BRIEF — Check every line in the records below for the word "name" and report how many have it, nothing more.

THE RECORDS —
━━━━
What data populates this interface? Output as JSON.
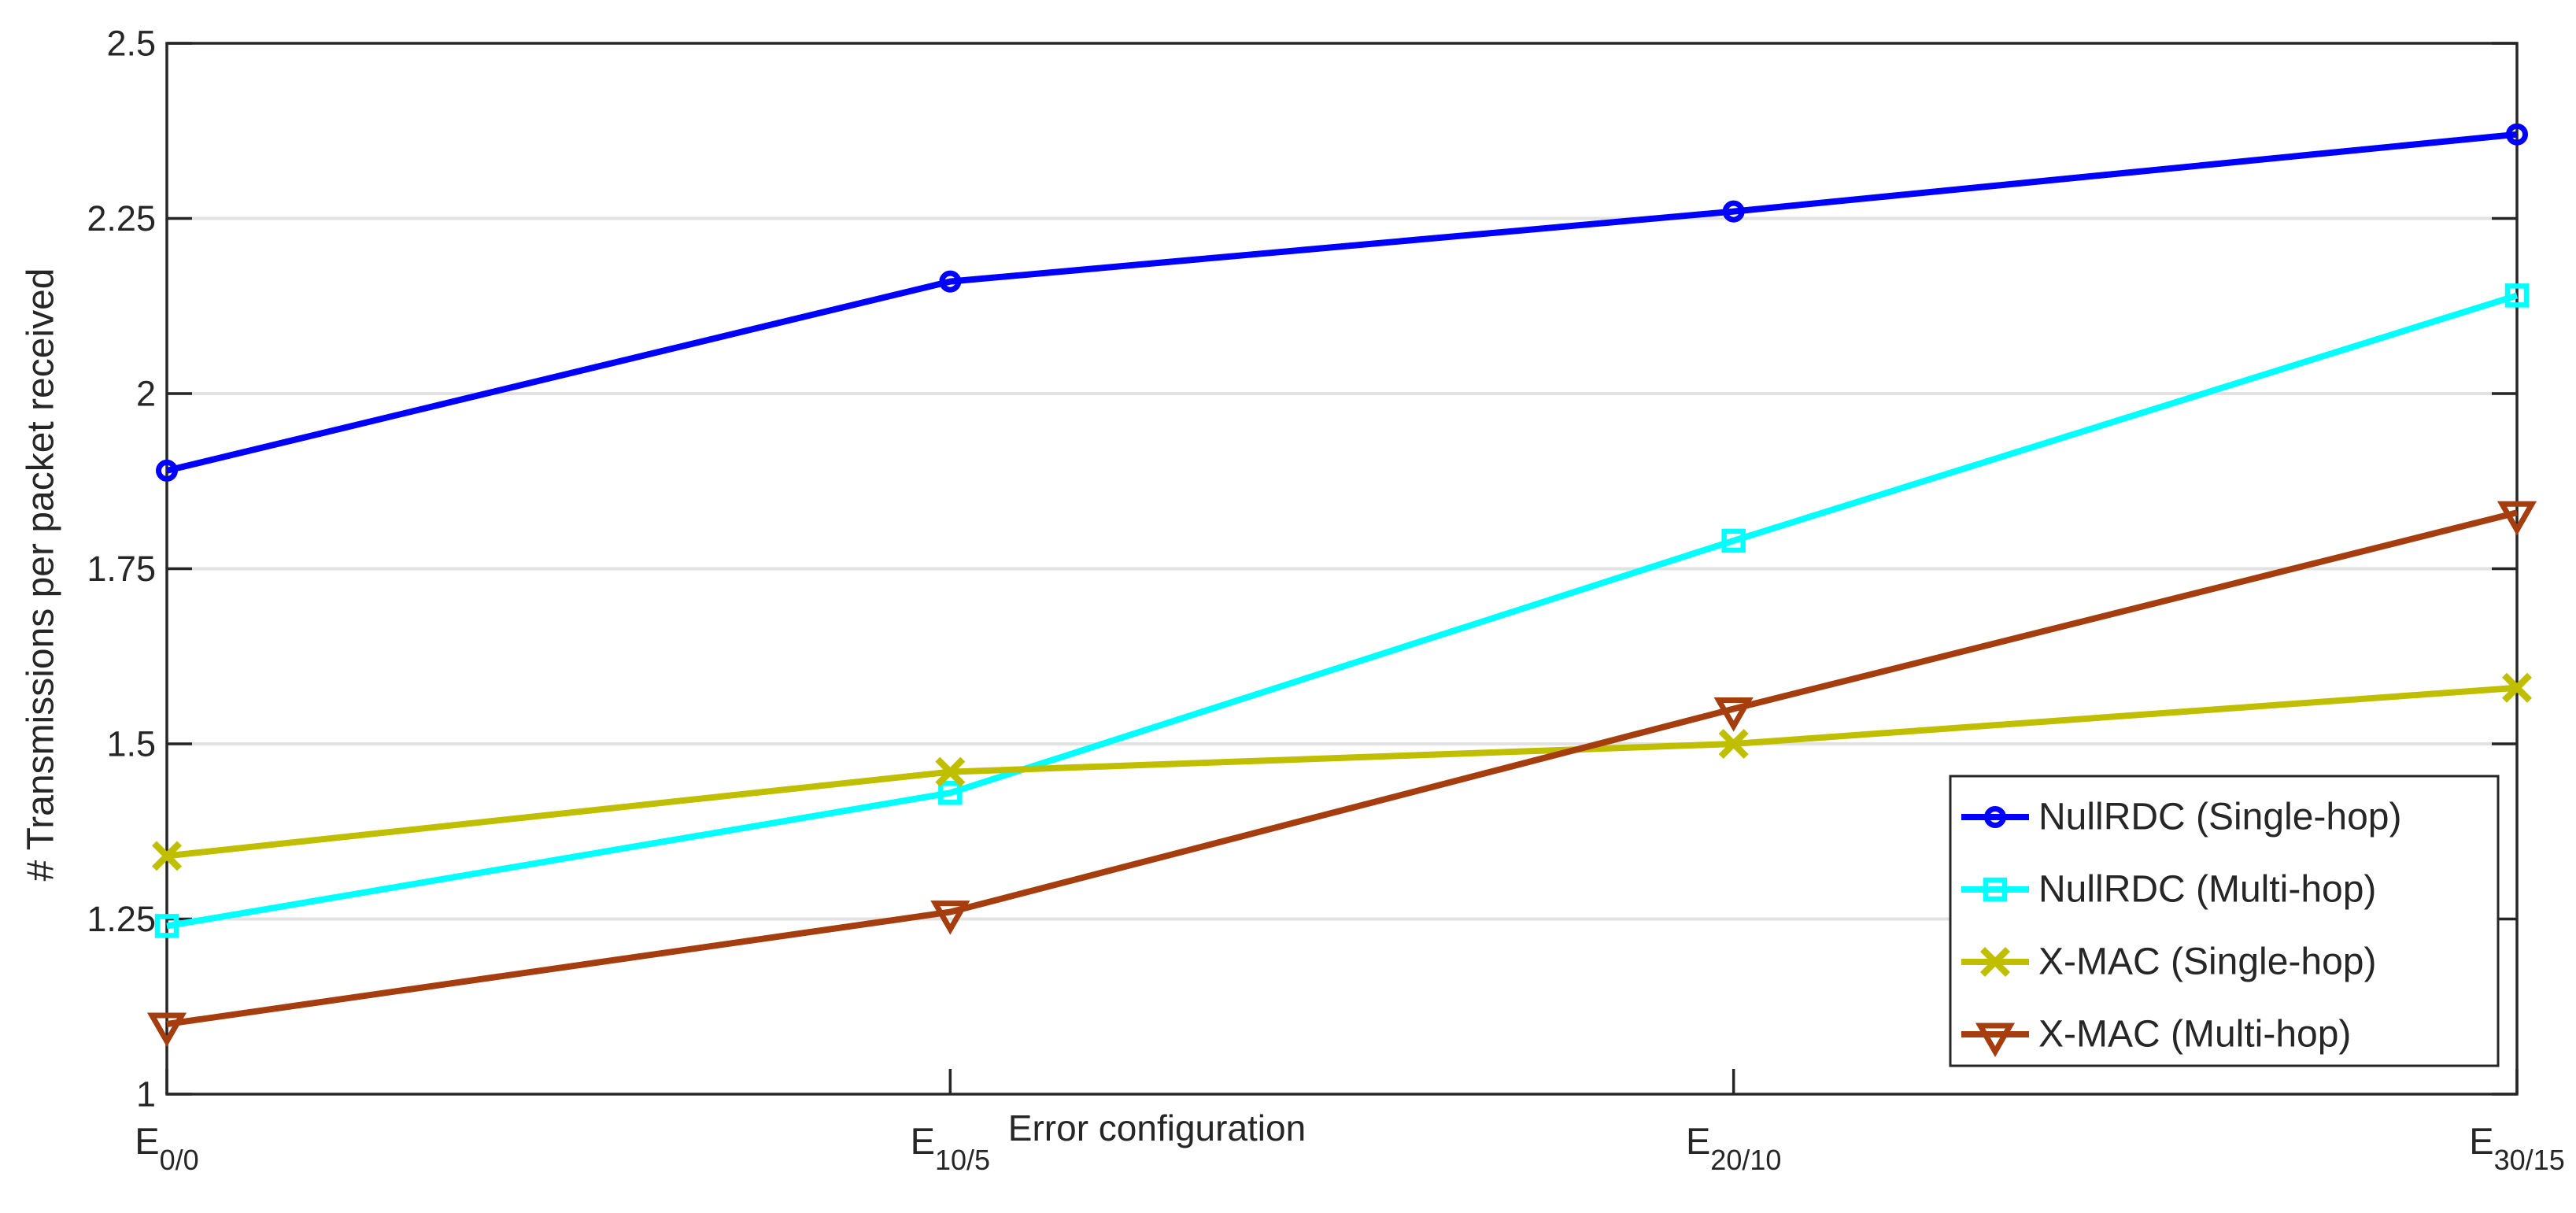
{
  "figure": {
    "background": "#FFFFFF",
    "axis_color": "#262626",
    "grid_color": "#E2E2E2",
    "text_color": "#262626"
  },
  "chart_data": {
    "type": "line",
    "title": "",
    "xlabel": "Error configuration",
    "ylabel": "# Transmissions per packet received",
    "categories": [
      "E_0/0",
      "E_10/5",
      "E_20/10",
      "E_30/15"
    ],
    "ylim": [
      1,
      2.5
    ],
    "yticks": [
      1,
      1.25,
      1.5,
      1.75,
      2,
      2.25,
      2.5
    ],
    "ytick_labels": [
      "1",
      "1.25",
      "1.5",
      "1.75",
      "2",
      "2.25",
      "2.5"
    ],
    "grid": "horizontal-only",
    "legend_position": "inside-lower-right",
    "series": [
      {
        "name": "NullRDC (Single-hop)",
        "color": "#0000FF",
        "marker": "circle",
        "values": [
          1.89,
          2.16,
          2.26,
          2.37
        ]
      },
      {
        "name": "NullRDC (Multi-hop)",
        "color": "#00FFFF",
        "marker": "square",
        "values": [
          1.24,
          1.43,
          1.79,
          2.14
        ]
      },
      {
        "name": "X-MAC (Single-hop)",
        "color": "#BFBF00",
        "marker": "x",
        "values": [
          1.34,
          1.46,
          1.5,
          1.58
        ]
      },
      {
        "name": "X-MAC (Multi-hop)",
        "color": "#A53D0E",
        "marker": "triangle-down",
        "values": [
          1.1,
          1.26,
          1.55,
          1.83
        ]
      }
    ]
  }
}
━━━━
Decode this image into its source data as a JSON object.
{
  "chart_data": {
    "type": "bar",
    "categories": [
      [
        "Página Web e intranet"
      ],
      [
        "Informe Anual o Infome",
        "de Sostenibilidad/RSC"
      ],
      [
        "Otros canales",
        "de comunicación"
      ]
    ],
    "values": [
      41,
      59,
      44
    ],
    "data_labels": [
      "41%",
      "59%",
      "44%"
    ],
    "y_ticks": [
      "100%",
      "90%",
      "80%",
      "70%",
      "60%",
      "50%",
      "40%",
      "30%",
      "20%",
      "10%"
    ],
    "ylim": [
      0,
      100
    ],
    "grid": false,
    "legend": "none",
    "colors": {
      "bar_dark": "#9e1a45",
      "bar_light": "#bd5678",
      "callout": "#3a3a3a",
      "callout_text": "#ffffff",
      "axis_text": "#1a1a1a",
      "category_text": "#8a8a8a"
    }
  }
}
━━━━
EXERCISE RESPONSE — 4